#### Objective
Reproduce the full listing that appears beneath this instruction exactly.

======== Data provided ========

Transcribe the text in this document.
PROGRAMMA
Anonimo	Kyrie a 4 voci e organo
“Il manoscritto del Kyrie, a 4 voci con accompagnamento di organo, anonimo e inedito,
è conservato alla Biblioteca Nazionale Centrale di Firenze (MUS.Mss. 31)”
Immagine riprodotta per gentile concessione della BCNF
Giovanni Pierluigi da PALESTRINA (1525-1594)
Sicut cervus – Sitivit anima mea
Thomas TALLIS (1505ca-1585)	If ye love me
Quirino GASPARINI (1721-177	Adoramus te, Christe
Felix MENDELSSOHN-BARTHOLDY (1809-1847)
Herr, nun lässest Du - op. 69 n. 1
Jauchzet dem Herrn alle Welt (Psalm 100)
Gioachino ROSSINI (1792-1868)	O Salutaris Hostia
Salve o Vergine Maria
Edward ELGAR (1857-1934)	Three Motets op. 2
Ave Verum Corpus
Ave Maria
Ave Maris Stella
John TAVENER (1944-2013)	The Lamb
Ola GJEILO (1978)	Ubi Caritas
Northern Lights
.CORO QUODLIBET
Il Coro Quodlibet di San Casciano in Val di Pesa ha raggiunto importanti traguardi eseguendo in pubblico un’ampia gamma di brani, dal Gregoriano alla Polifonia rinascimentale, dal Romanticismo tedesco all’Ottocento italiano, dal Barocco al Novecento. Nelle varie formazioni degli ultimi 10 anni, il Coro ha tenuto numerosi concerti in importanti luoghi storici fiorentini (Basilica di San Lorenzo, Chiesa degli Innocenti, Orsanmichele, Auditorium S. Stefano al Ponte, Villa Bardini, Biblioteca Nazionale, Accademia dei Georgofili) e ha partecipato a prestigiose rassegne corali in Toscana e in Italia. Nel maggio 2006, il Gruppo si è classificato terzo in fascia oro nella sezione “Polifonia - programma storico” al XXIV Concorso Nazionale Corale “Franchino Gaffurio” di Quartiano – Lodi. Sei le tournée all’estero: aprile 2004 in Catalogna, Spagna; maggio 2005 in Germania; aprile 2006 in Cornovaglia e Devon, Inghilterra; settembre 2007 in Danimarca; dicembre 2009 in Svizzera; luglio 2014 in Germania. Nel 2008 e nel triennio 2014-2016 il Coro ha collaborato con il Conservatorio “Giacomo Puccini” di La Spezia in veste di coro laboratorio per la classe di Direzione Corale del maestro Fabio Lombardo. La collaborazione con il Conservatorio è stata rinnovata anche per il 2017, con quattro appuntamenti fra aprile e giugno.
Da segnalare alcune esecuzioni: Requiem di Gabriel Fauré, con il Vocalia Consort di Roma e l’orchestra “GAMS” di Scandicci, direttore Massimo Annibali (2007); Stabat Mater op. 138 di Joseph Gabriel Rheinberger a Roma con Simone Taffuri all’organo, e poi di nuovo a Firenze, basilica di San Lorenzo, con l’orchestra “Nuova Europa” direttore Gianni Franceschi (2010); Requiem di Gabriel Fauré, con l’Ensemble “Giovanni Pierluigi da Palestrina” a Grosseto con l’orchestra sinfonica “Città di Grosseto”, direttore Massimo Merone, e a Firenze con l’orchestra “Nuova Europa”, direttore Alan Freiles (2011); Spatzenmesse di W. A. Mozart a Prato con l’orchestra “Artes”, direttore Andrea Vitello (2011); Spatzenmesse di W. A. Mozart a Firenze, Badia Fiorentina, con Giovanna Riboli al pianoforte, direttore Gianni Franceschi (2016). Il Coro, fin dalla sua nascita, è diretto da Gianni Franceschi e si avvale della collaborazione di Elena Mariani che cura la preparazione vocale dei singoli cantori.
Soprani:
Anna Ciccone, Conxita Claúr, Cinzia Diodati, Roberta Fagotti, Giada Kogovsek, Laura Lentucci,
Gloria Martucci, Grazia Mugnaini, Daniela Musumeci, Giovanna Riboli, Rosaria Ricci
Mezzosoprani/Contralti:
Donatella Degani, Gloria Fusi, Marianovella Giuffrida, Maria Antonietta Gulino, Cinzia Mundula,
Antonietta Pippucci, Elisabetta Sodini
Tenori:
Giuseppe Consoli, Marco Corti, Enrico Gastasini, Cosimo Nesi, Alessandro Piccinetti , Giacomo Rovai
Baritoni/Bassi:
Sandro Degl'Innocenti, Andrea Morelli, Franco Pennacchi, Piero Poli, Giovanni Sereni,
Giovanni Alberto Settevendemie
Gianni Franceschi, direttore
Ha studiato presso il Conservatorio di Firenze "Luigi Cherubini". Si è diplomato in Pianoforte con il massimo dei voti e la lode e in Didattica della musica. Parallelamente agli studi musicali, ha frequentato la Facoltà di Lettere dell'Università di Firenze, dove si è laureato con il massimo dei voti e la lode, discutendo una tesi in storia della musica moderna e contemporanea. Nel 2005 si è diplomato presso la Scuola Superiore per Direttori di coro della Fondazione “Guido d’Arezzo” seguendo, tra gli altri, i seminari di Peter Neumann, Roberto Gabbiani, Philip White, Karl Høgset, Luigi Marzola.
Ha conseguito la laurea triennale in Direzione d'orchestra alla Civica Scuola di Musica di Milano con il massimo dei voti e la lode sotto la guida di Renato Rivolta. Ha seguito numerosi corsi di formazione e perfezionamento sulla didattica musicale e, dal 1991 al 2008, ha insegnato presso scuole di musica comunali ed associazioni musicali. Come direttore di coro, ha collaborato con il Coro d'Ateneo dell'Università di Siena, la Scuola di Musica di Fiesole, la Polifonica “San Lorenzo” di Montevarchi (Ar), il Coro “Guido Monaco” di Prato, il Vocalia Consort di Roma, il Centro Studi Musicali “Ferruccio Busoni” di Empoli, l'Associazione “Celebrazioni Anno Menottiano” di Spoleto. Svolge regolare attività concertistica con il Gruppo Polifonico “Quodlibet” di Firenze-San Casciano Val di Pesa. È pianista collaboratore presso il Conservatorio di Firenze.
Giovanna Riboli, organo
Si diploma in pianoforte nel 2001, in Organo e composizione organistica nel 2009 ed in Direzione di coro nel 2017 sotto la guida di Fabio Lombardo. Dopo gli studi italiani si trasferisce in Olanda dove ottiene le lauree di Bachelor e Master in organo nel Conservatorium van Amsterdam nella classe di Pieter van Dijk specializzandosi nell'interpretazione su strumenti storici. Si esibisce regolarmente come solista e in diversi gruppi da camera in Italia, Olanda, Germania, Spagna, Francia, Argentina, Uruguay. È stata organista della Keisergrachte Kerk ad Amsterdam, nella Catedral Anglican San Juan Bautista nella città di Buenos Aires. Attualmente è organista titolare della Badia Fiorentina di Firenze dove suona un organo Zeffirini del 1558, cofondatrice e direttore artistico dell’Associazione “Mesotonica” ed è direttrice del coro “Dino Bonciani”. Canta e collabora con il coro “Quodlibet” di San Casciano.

========

#### Task solution
Transcribe the text in this document.
PROGRAMMA
Anonimo	Kyrie a 4 voci e organo
“Il manoscritto del Kyrie, a 4 voci con accompagnamento di organo, anonimo e inedito,
è conservato alla Biblioteca Nazionale Centrale di Firenze (MUS.Mss. 31)”
Immagine riprodotta per gentile concessione della BCNF
Giovanni Pierluigi da PALESTRINA (1525-1594)
Sicut cervus – Sitivit anima mea
Thomas TALLIS (1505ca-1585)	If ye love me
Quirino GASPARINI (1721-177	Adoramus te, Christe
Felix MENDELSSOHN-BARTHOLDY (1809-1847)
Herr, nun lässest Du - op. 69 n. 1
Jauchzet dem Herrn alle Welt (Psalm 100)
Gioachino ROSSINI (1792-1868)	O Salutaris Hostia
Salve o Vergine Maria
Edward ELGAR (1857-1934)	Three Motets op. 2
Ave Verum Corpus
Ave Maria
Ave Maris Stella
John TAVENER (1944-2013)	The Lamb
Ola GJEILO (1978)	Ubi Caritas
Northern Lights
.CORO QUODLIBET
Il Coro Quodlibet di San Casciano in Val di Pesa ha raggiunto importanti traguardi eseguendo in pubblico un’ampia gamma di brani, dal Gregoriano alla Polifonia rinascimentale, dal Romanticismo tedesco all’Ottocento italiano, dal Barocco al Novecento. Nelle varie formazioni degli ultimi 10 anni, il Coro ha tenuto numerosi concerti in importanti luoghi storici fiorentini (Basilica di San Lorenzo, Chiesa degli Innocenti, Orsanmichele, Auditorium S. Stefano al Ponte, Villa Bardini, Biblioteca Nazionale, Accademia dei Georgofili) e ha partecipato a prestigiose rassegne corali in Toscana e in Italia. Nel maggio 2006, il Gruppo si è classificato terzo in fascia oro nella sezione “Polifonia - programma storico” al XXIV Concorso Nazionale Corale “Franchino Gaffurio” di Quartiano – Lodi. Sei le tournée all’estero: aprile 2004 in Catalogna, Spagna; maggio 2005 in Germania; aprile 2006 in Cornovaglia e Devon, Inghilterra; settembre 2007 in Danimarca; dicembre 2009 in Svizzera; luglio 2014 in Germania. Nel 2008 e nel triennio 2014-2016 il Coro ha collaborato con il Conservatorio “Giacomo Puccini” di La Spezia in veste di coro laboratorio per la classe di Direzione Corale del maestro Fabio Lombardo. La collaborazione con il Conservatorio è stata rinnovata anche per il 2017, con quattro appuntamenti fra aprile e giugno.
Da segnalare alcune esecuzioni: Requiem di Gabriel Fauré, con il Vocalia Consort di Roma e l’orchestra “GAMS” di Scandicci, direttore Massimo Annibali (2007); Stabat Mater op. 138 di Joseph Gabriel Rheinberger a Roma con Simone Taffuri all’organo, e poi di nuovo a Firenze, basilica di San Lorenzo, con l’orchestra “Nuova Europa” direttore Gianni Franceschi (2010); Requiem di Gabriel Fauré, con l’Ensemble “Giovanni Pierluigi da Palestrina” a Grosseto con l’orchestra sinfonica “Città di Grosseto”, direttore Massimo Merone, e a Firenze con l’orchestra “Nuova Europa”, direttore Alan Freiles (2011); Spatzenmesse di W. A. Mozart a Prato con l’orchestra “Artes”, direttore Andrea Vitello (2011); Spatzenmesse di W. A. Mozart a Firenze, Badia Fiorentina, con Giovanna Riboli al pianoforte, direttore Gianni Franceschi (2016). Il Coro, fin dalla sua nascita, è diretto da Gianni Franceschi e si avvale della collaborazione di Elena Mariani che cura la preparazione vocale dei singoli cantori.
Soprani:
Anna Ciccone, Conxita Claúr, Cinzia Diodati, Roberta Fagotti, Giada Kogovsek, Laura Lentucci,
Gloria Martucci, Grazia Mugnaini, Daniela Musumeci, Giovanna Riboli, Rosaria Ricci
Mezzosoprani/Contralti:
Donatella Degani, Gloria Fusi, Marianovella Giuffrida, Maria Antonietta Gulino, Cinzia Mundula,
Antonietta Pippucci, Elisabetta Sodini
Tenori:
Giuseppe Consoli, Marco Corti, Enrico Gastasini, Cosimo Nesi, Alessandro Piccinetti , Giacomo Rovai
Baritoni/Bassi:
Sandro Degl'Innocenti, Andrea Morelli, Franco Pennacchi, Piero Poli, Giovanni Sereni,
Giovanni Alberto Settevendemie
Gianni Franceschi, direttore
Ha studiato presso il Conservatorio di Firenze "Luigi Cherubini". Si è diplomato in Pianoforte con il massimo dei voti e la lode e in Didattica della musica. Parallelamente agli studi musicali, ha frequentato la Facoltà di Lettere dell'Università di Firenze, dove si è laureato con il massimo dei voti e la lode, discutendo una tesi in storia della musica moderna e contemporanea. Nel 2005 si è diplomato presso la Scuola Superiore per Direttori di coro della Fondazione “Guido d’Arezzo” seguendo, tra gli altri, i seminari di Peter Neumann, Roberto Gabbiani, Philip White, Karl Høgset, Luigi Marzola.
Ha conseguito la laurea triennale in Direzione d'orchestra alla Civica Scuola di Musica di Milano con il massimo dei voti e la lode sotto la guida di Renato Rivolta. Ha seguito numerosi corsi di formazione e perfezionamento sulla didattica musicale e, dal 1991 al 2008, ha insegnato presso scuole di musica comunali ed associazioni musicali. Come direttore di coro, ha collaborato con il Coro d'Ateneo dell'Università di Siena, la Scuola di Musica di Fiesole, la Polifonica “San Lorenzo” di Montevarchi (Ar), il Coro “Guido Monaco” di Prato, il Vocalia Consort di Roma, il Centro Studi Musicali “Ferruccio Busoni” di Empoli, l'Associazione “Celebrazioni Anno Menottiano” di Spoleto. Svolge regolare attività concertistica con il Gruppo Polifonico “Quodlibet” di Firenze-San Casciano Val di Pesa. È pianista collaboratore presso il Conservatorio di Firenze.
Giovanna Riboli, organo
Si diploma in pianoforte nel 2001, in Organo e composizione organistica nel 2009 ed in Direzione di coro nel 2017 sotto la guida di Fabio Lombardo. Dopo gli studi italiani si trasferisce in Olanda dove ottiene le lauree di Bachelor e Master in organo nel Conservatorium van Amsterdam nella classe di Pieter van Dijk specializzandosi nell'interpretazione su strumenti storici. Si esibisce regolarmente come solista e in diversi gruppi da camera in Italia, Olanda, Germania, Spagna, Francia, Argentina, Uruguay. È stata organista della Keisergrachte Kerk ad Amsterdam, nella Catedral Anglican San Juan Bautista nella città di Buenos Aires. Attualmente è organista titolare della Badia Fiorentina di Firenze dove suona un organo Zeffirini del 1558, cofondatrice e direttore artistico dell’Associazione “Mesotonica” ed è direttrice del coro “Dino Bonciani”. Canta e collabora con il coro “Quodlibet” di San Casciano.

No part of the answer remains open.